Dataset excerpts>
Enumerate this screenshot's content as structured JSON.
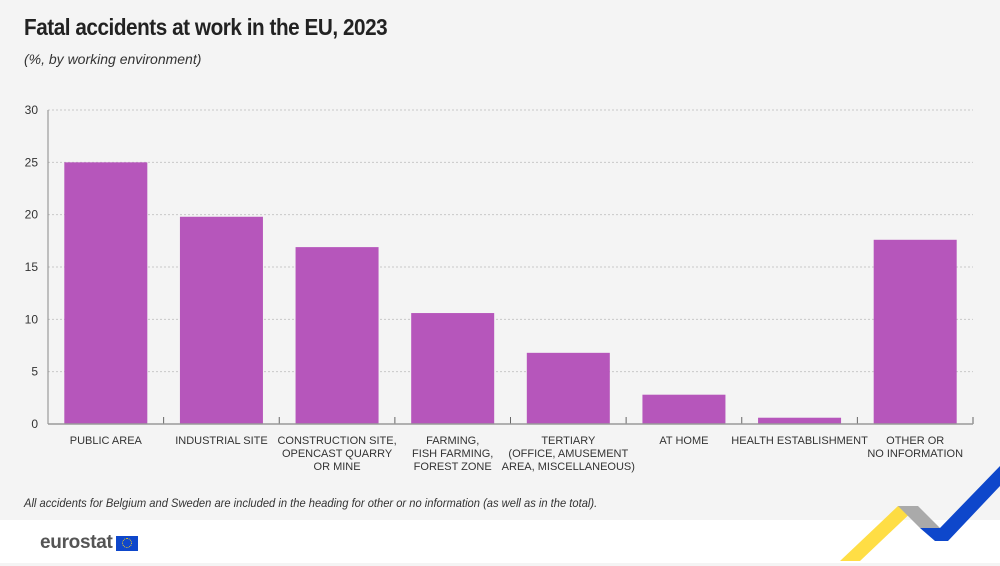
{
  "title": "Fatal accidents at work in the EU, 2023",
  "subtitle": "(%, by working environment)",
  "note": "All accidents for Belgium and Sweden are included in the heading for other or no information (as well as in the total).",
  "logo": "eurostat",
  "chart_data": {
    "type": "bar",
    "categories": [
      [
        "PUBLIC AREA"
      ],
      [
        "INDUSTRIAL SITE"
      ],
      [
        "CONSTRUCTION SITE,",
        "OPENCAST QUARRY",
        "OR MINE"
      ],
      [
        "FARMING,",
        "FISH FARMING,",
        "FOREST ZONE"
      ],
      [
        "TERTIARY",
        "(OFFICE, AMUSEMENT",
        "AREA, MISCELLANEOUS)"
      ],
      [
        "AT HOME"
      ],
      [
        "HEALTH ESTABLISHMENT"
      ],
      [
        "OTHER OR",
        "NO INFORMATION"
      ]
    ],
    "values": [
      25.0,
      19.8,
      16.9,
      10.6,
      6.8,
      2.8,
      0.6,
      17.6
    ],
    "ylim": [
      0,
      30
    ],
    "yticks": [
      0,
      5,
      10,
      15,
      20,
      25,
      30
    ],
    "grid": true,
    "bar_color": "#b656bb"
  }
}
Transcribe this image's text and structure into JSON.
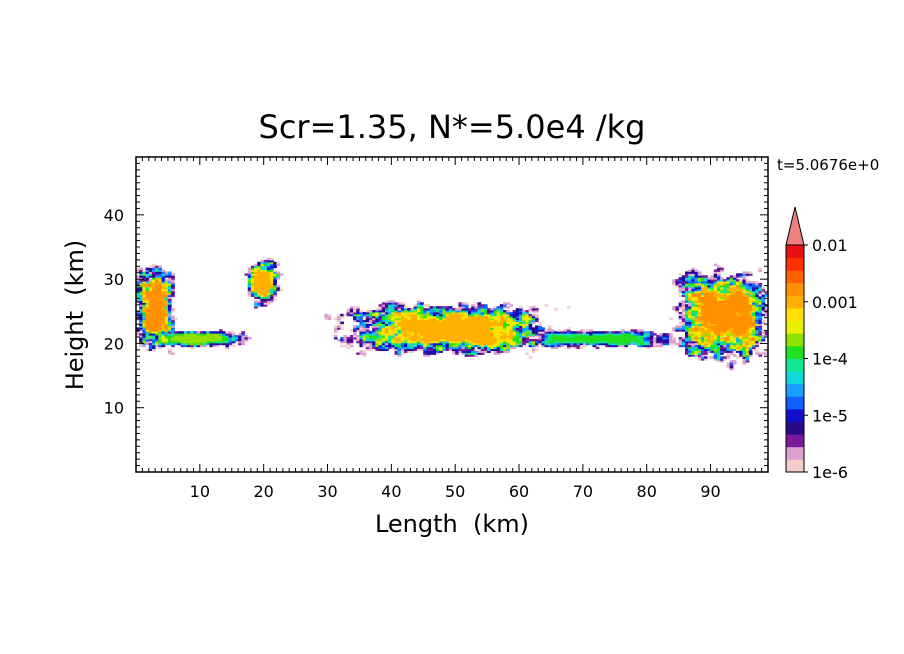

Aim of the task>
In your copy of the listing above, reproduce each line exactly and omit all pictures.

Solution to this problem>
Enumerate this screenshot's content as structured JSON.
{
  "title": "Fatal accidents at work in the EU, 2023",
  "subtitle": "(%, by working environment)",
  "note": "All accidents for Belgium and Sweden are included in the heading for other or no information (as well as in the total).",
  "logo": "eurostat",
  "chart_data": {
    "type": "bar",
    "categories": [
      [
        "PUBLIC AREA"
      ],
      [
        "INDUSTRIAL SITE"
      ],
      [
        "CONSTRUCTION SITE,",
        "OPENCAST QUARRY",
        "OR MINE"
      ],
      [
        "FARMING,",
        "FISH FARMING,",
        "FOREST ZONE"
      ],
      [
        "TERTIARY",
        "(OFFICE, AMUSEMENT",
        "AREA, MISCELLANEOUS)"
      ],
      [
        "AT HOME"
      ],
      [
        "HEALTH ESTABLISHMENT"
      ],
      [
        "OTHER OR",
        "NO INFORMATION"
      ]
    ],
    "values": [
      25.0,
      19.8,
      16.9,
      10.6,
      6.8,
      2.8,
      0.6,
      17.6
    ],
    "ylim": [
      0,
      30
    ],
    "yticks": [
      0,
      5,
      10,
      15,
      20,
      25,
      30
    ],
    "grid": true,
    "bar_color": "#b656bb"
  }
}
Transcribe this image's text and structure into JSON.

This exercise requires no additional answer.